To be done
Reproduce every entry below precisely. Pictures are excluded from the copy.

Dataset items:

-- start --

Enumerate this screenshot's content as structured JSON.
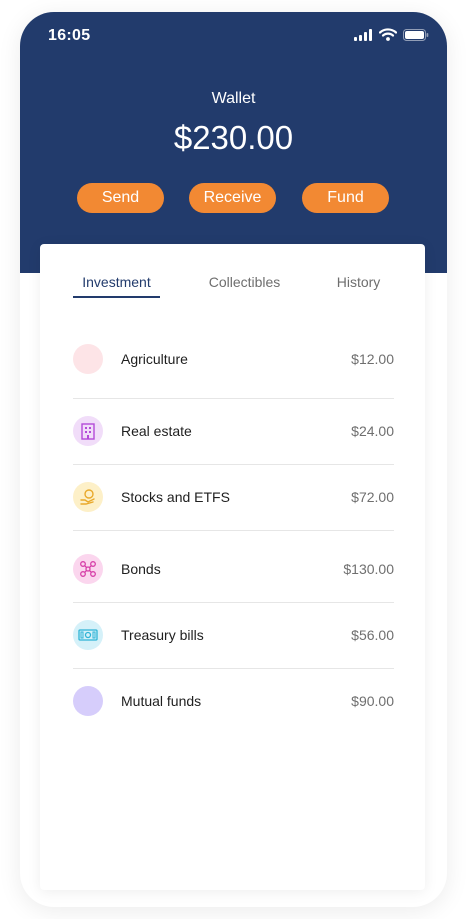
{
  "status_bar": {
    "time": "16:05"
  },
  "wallet": {
    "title": "Wallet",
    "balance": "$230.00"
  },
  "actions": {
    "send": "Send",
    "receive": "Receive",
    "fund": "Fund"
  },
  "tabs": [
    "Investment",
    "Collectibles",
    "History"
  ],
  "active_tab": "Investment",
  "investments": [
    {
      "label": "Agriculture",
      "value": "$12.00",
      "icon": "agriculture-icon",
      "bg": "#fde4e7"
    },
    {
      "label": "Real estate",
      "value": "$24.00",
      "icon": "building-icon",
      "bg": "#f1ddf9"
    },
    {
      "label": "Stocks and ETFS",
      "value": "$72.00",
      "icon": "money-hand-icon",
      "bg": "#fdf0c8"
    },
    {
      "label": "Bonds",
      "value": "$130.00",
      "icon": "network-icon",
      "bg": "#fbd6ee"
    },
    {
      "label": "Treasury bills",
      "value": "$56.00",
      "icon": "banknote-icon",
      "bg": "#d5f1f9"
    },
    {
      "label": "Mutual funds",
      "value": "$90.00",
      "icon": "mutual-funds-icon",
      "bg": "#d6cdfb"
    }
  ],
  "colors": {
    "header": "#223b6c",
    "accent": "#f28933",
    "text_primary": "#1f1f1f",
    "text_secondary": "#6f6f6f"
  }
}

-- end --

Reply to the exercise
Enumerate this screenshot's content as structured JSON.
{
  "status_bar": {
    "time": "16:05"
  },
  "wallet": {
    "title": "Wallet",
    "balance": "$230.00"
  },
  "actions": {
    "send": "Send",
    "receive": "Receive",
    "fund": "Fund"
  },
  "tabs": [
    "Investment",
    "Collectibles",
    "History"
  ],
  "active_tab": "Investment",
  "investments": [
    {
      "label": "Agriculture",
      "value": "$12.00",
      "icon": "agriculture-icon",
      "bg": "#fde4e7"
    },
    {
      "label": "Real estate",
      "value": "$24.00",
      "icon": "building-icon",
      "bg": "#f1ddf9"
    },
    {
      "label": "Stocks and ETFS",
      "value": "$72.00",
      "icon": "money-hand-icon",
      "bg": "#fdf0c8"
    },
    {
      "label": "Bonds",
      "value": "$130.00",
      "icon": "network-icon",
      "bg": "#fbd6ee"
    },
    {
      "label": "Treasury bills",
      "value": "$56.00",
      "icon": "banknote-icon",
      "bg": "#d5f1f9"
    },
    {
      "label": "Mutual funds",
      "value": "$90.00",
      "icon": "mutual-funds-icon",
      "bg": "#d6cdfb"
    }
  ],
  "colors": {
    "header": "#223b6c",
    "accent": "#f28933",
    "text_primary": "#1f1f1f",
    "text_secondary": "#6f6f6f"
  }
}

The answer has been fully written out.